• [Problem description]:
Using the listing below, copy every line that mentions "Applications".

━━━━━━━━━━━━━━━━━━━━

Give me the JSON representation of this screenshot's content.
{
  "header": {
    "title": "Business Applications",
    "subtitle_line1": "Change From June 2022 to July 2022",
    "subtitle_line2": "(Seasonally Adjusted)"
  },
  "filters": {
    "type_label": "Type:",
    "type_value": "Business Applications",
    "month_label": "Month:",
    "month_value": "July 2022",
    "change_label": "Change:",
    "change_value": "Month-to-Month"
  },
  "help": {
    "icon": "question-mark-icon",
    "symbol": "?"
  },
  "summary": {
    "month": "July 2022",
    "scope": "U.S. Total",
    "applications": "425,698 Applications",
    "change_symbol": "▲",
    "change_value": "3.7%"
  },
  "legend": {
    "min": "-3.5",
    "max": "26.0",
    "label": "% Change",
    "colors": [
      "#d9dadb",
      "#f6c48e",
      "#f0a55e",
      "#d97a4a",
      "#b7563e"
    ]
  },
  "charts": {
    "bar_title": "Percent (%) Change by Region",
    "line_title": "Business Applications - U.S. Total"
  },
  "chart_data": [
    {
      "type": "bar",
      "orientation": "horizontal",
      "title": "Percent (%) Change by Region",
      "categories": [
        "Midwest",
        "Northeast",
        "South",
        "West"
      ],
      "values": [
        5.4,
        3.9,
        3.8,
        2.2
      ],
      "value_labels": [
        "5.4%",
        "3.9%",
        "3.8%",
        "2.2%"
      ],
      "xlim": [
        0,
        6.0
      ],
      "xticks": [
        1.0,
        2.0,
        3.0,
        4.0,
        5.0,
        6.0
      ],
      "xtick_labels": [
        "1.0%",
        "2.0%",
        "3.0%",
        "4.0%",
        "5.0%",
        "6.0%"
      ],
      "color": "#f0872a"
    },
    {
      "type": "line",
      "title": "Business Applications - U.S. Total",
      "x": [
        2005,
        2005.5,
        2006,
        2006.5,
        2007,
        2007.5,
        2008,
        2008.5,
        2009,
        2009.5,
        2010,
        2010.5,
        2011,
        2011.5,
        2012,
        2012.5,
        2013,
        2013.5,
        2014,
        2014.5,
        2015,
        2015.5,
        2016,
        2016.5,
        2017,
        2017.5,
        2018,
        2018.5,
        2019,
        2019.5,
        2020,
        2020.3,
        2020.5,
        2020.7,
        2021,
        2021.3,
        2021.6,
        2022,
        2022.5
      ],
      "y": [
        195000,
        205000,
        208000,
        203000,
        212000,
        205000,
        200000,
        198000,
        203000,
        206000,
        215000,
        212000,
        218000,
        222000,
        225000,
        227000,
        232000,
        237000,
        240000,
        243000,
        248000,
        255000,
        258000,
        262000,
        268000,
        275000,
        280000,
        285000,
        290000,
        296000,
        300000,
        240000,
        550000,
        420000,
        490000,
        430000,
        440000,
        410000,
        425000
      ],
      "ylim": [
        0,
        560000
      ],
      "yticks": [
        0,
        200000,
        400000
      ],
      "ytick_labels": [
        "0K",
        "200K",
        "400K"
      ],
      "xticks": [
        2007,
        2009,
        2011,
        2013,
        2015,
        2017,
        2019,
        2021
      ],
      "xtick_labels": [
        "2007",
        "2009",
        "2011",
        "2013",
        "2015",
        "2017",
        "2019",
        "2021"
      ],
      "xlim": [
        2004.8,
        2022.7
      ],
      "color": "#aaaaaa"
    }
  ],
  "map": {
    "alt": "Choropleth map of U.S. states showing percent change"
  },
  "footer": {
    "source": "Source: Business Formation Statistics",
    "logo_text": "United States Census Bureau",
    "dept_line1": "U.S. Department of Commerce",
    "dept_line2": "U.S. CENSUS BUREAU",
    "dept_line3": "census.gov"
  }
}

━━━━━━━━━━━━━━━━━━━━

• [Answer to the exercise]:
    "title": "Business Applications",
    "type_value": "Business Applications",
    "applications": "425,698 Applications",
    "line_title": "Business Applications - U.S. Total"
      "title": "Business Applications - U.S. Total",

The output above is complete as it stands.